● **EXERCISE DETAILS**: Repeat the full listing below verbatim and keep the images out.

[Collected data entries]
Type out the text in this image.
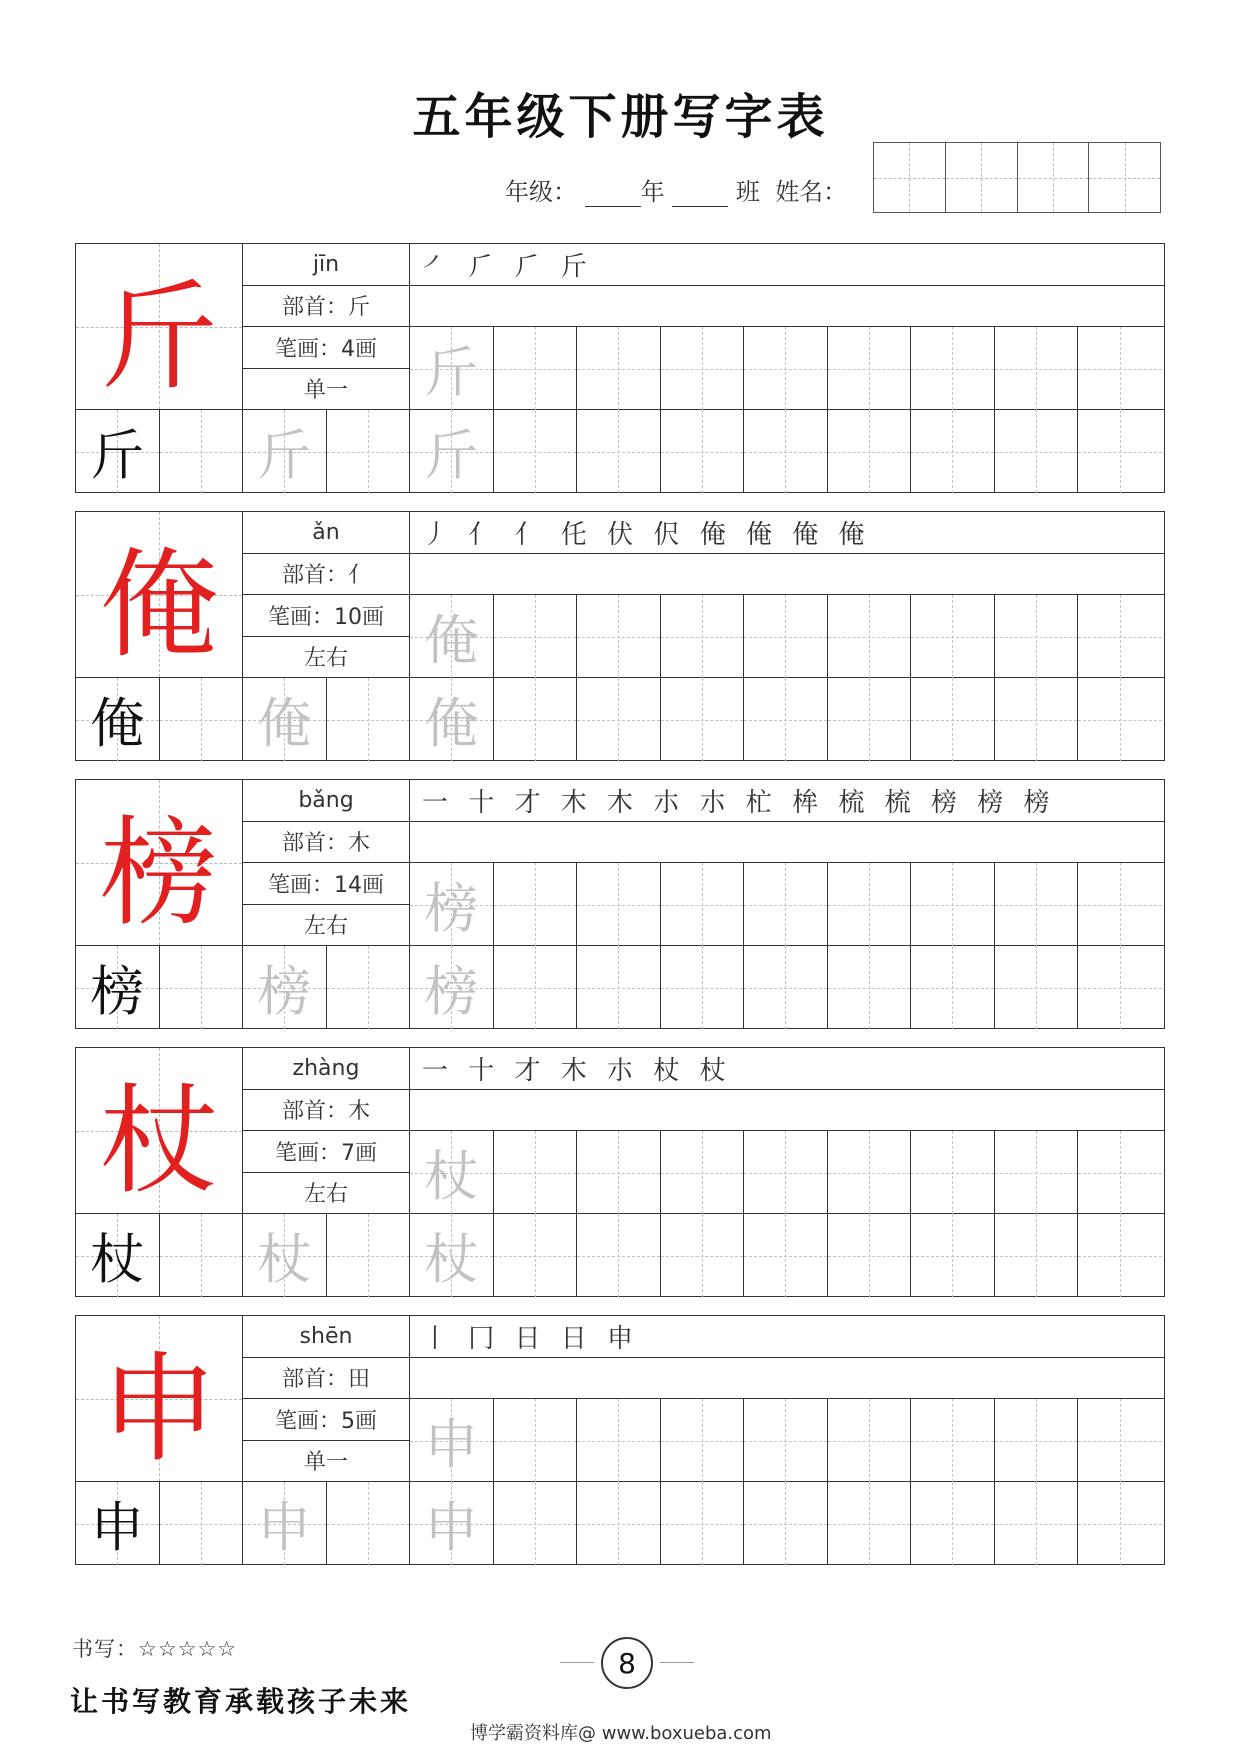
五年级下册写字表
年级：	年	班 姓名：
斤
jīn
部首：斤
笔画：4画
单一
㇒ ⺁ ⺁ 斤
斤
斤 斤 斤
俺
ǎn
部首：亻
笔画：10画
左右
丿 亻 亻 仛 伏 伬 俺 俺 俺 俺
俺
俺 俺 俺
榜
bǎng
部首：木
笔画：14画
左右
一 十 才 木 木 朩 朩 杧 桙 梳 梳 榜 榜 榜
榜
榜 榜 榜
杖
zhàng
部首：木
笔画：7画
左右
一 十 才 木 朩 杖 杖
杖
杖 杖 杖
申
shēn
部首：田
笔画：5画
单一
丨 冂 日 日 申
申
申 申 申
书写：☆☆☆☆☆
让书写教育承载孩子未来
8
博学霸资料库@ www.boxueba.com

● **FINAL ANSWER**:
Type out the text in this image.
五年级下册写字表
年级：	年	班 姓名：
斤
jīn
部首：斤
笔画：4画
单一
㇒ ⺁ ⺁ 斤
斤
斤 斤 斤
俺
ǎn
部首：亻
笔画：10画
左右
丿 亻 亻 仛 伏 伬 俺 俺 俺 俺
俺
俺 俺 俺
榜
bǎng
部首：木
笔画：14画
左右
一 十 才 木 木 朩 朩 杧 桙 梳 梳 榜 榜 榜
榜
榜 榜 榜
杖
zhàng
部首：木
笔画：7画
左右
一 十 才 木 朩 杖 杖
杖
杖 杖 杖
申
shēn
部首：田
笔画：5画
单一
丨 冂 日 日 申
申
申 申 申
书写：☆☆☆☆☆
让书写教育承载孩子未来
8
博学霸资料库@ www.boxueba.com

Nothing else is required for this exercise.